*** Opening of DOCUMENT EXCERPT ***
Yeah, I think that using YouTube within Google Workspace can definitely present privacy concerns, including (and especially) third-party data sharing, content exposure risks, and inconsistent privacy protections compared to core services. Challenges include data residency compliance, inadequate access controls, and integration vulnerabilities.
Some of My Key Recommendations Would Be:
- Enforce clear policies and educate users on safe YouTube usage.
- Regularly audit YouTube settings for compliance and security.
- Leverage Google's tools like the Cloud Data Processing Addendum and YouTube management guide.
- Proactive measures can help mitigate risks while ensuring compliance and security.
We've been a long time user of Google Workspace. We've also had to maintain a parallel set of Microsoft licenses (Office suite only - Word, Excel Powerpoint etc) for a portion of the organization. We will never be able to get to Google only - we have requirements for external content sharing/collaboration requirements (e.g. legal, procurement), application specific support for MS Office only, or at times simply user preference. We periodically have to harvest Microsoft licensing to avoid too much overlap. It imposes an approval process - who also gets Office. The use of both tools creates some inconvenience when moving between file formats both within the organization as well as externally sharing - they're pretty compatible but there are always formatting and other minor issues. We will not consider chrome enterprise premium. If we were migrating anywhere, it would be to standardize on Microsoft, though it's not high on the priority list at the moment.
*** Close of DOCUMENT EXCERPT ***
*** Opening of LISTED RECORDS ***
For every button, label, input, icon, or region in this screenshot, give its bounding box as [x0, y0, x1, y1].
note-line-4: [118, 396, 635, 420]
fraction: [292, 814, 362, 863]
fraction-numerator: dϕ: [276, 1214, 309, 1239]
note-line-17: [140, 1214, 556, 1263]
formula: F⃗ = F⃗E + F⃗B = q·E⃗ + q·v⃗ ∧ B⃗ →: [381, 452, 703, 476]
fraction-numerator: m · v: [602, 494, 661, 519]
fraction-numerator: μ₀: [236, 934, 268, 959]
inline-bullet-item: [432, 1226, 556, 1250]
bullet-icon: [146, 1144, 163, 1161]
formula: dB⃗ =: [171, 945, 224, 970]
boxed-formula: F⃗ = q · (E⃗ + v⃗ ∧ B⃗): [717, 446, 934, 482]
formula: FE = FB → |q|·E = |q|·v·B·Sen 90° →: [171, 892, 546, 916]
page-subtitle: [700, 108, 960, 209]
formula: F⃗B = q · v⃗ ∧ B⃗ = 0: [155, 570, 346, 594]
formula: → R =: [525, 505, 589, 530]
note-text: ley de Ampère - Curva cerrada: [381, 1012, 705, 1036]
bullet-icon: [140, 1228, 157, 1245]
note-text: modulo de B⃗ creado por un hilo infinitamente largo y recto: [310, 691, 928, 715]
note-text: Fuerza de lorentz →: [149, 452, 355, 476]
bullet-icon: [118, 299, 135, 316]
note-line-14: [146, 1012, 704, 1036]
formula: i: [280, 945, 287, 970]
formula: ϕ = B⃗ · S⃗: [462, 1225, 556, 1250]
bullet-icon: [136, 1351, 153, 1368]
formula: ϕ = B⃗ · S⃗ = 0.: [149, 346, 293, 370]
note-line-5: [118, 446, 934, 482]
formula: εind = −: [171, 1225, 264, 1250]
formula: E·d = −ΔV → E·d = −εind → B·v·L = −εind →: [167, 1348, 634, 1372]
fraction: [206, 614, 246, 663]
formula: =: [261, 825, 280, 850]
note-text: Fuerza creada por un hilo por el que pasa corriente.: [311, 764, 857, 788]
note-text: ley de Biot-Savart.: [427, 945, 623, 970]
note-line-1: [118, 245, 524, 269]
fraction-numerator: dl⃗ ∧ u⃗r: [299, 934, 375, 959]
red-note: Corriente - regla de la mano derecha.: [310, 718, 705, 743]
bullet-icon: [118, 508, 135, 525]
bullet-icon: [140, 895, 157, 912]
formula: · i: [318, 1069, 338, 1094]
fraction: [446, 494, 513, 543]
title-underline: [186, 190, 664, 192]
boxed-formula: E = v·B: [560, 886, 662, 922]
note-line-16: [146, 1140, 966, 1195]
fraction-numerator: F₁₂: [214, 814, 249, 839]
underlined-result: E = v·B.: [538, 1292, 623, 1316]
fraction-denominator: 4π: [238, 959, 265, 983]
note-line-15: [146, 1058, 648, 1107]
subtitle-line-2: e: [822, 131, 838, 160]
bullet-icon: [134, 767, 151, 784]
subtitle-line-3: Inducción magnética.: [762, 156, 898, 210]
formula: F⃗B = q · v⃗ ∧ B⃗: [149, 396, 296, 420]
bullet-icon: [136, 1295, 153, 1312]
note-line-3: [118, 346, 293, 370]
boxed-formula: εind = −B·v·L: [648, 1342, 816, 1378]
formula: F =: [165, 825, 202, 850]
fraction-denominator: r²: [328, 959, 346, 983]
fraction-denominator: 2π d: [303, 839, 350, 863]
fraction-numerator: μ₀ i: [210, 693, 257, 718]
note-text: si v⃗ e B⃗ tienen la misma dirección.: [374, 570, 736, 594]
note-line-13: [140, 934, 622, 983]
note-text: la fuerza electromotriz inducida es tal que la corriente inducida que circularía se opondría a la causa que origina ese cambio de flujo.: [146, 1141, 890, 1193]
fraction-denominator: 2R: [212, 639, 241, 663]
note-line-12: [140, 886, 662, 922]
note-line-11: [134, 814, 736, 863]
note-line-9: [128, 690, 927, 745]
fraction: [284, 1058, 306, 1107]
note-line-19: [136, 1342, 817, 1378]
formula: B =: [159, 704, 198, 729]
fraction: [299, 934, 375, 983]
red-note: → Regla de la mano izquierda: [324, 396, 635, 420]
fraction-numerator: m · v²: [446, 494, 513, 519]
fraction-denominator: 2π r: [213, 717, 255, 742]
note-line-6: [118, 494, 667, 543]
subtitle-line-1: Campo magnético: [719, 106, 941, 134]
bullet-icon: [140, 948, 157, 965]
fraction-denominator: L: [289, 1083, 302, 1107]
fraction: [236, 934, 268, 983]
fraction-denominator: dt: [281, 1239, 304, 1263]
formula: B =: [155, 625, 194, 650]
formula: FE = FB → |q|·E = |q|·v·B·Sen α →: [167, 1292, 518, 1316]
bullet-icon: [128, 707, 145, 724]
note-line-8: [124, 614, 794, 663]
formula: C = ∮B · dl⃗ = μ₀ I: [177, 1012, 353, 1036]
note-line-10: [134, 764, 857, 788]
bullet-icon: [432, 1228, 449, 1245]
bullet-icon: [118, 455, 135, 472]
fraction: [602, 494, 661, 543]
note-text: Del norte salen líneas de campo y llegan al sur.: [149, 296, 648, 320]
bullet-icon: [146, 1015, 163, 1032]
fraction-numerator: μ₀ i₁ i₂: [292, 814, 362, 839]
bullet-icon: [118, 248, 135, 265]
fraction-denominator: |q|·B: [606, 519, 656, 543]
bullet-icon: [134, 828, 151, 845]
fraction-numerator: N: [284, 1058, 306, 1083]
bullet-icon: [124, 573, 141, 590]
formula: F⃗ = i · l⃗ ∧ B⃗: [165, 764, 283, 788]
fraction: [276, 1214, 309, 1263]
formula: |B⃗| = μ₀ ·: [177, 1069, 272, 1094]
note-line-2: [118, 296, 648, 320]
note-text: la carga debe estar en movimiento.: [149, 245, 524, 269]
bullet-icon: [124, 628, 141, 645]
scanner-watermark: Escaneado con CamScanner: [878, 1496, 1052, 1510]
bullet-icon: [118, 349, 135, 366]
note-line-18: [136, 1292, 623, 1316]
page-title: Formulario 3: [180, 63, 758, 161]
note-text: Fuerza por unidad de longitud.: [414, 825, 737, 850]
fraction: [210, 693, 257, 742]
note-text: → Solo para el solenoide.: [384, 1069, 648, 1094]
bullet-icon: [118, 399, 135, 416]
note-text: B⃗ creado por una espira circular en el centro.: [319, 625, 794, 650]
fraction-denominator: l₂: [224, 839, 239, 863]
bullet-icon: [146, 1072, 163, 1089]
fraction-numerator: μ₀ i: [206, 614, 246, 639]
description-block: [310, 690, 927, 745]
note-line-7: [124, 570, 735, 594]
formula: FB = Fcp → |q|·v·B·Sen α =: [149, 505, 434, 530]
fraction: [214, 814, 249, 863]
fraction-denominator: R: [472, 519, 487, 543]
*** Close of LISTED RECORDS ***
EXERCISE DETAILS - Please copy out everything in the Google Workspace text above, from "Yeah, I think" down to "ensuring compliance and security.", word for word.

ANSWER SECTION -
Yeah, I think that using YouTube within Google Workspace can definitely present privacy concerns, including (and especially) third-party data sharing, content exposure risks, and inconsistent privacy protections compared to core services. Challenges include data residency compliance, inadequate access controls, and integration vulnerabilities.
Some of My Key Recommendations Would Be:
- Enforce clear policies and educate users on safe YouTube usage.
- Regularly audit YouTube settings for compliance and security.
- Leverage Google's tools like the Cloud Data Processing Addendum and YouTube management guide.
- Proactive measures can help mitigate risks while ensuring compliance and security.